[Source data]

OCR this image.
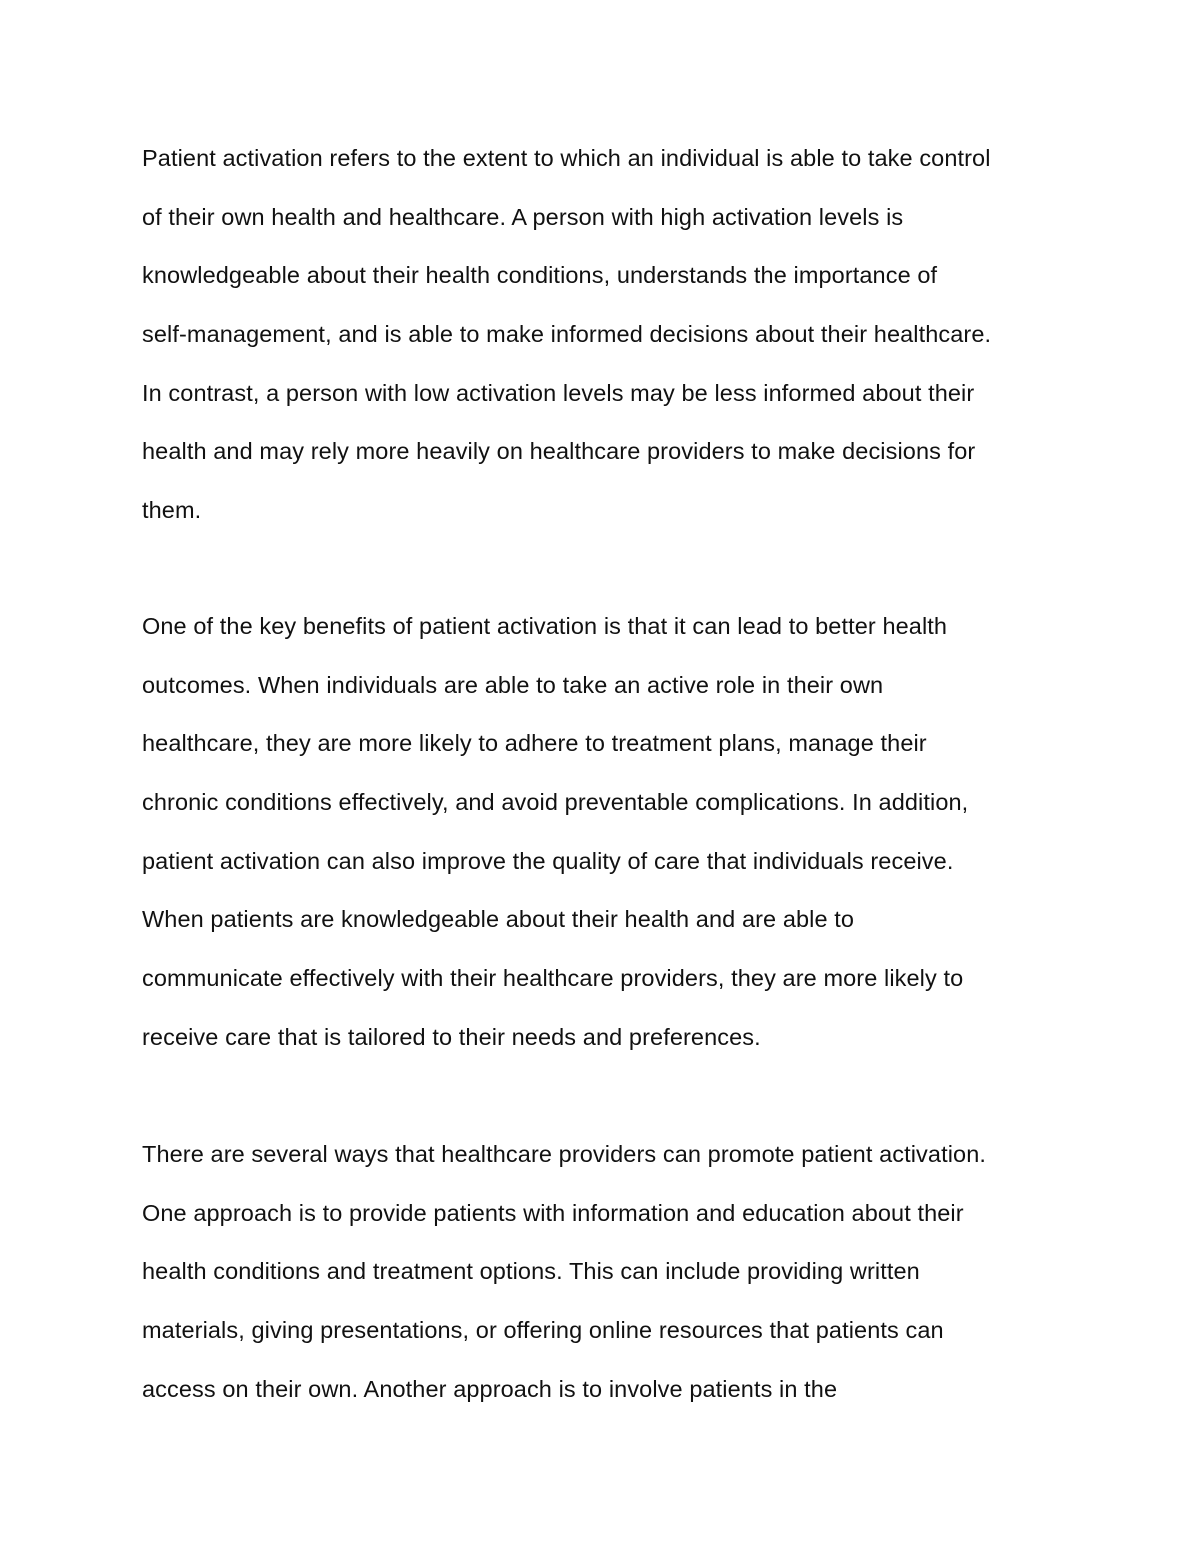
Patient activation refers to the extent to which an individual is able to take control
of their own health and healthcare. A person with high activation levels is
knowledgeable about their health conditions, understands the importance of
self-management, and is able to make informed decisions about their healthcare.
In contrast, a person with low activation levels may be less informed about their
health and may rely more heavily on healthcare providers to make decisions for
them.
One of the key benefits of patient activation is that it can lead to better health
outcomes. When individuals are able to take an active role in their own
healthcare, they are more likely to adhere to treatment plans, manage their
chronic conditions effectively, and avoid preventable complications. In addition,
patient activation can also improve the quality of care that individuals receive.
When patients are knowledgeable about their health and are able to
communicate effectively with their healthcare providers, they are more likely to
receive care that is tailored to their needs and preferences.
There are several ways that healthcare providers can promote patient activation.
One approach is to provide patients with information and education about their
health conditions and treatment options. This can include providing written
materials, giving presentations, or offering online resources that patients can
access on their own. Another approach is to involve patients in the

* * *

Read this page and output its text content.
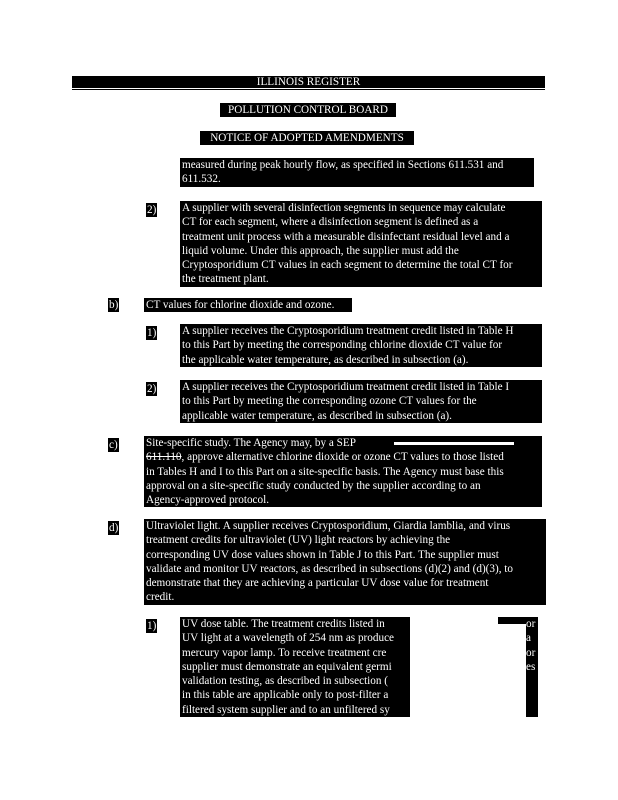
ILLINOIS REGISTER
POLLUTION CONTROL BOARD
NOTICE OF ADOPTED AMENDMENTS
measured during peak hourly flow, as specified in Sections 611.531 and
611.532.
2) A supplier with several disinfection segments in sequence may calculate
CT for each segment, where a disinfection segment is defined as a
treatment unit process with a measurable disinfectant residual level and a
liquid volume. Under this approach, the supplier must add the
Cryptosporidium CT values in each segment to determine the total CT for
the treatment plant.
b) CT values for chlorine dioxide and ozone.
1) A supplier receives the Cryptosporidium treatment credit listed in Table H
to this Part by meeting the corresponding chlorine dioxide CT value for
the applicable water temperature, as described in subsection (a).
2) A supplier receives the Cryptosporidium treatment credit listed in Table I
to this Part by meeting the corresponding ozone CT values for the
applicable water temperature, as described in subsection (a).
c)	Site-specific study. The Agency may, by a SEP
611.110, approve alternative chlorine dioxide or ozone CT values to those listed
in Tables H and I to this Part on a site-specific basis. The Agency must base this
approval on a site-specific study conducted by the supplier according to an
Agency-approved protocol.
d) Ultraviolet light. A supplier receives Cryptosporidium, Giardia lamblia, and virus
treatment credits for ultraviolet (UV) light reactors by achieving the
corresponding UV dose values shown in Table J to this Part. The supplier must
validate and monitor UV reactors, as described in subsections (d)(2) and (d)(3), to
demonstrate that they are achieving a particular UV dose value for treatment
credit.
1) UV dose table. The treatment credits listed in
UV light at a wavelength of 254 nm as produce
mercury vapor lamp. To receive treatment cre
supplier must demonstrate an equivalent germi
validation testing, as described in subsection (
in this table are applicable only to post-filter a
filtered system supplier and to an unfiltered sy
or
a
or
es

### REQUIREMENT
Copy each line of the entries that includes the word "approach".

### ANSWER TO THE EXERCISE
One approach is to provide patients with information and education about their
access on their own. Another approach is to involve patients in the
liquid volume. Under this approach, the supplier must add the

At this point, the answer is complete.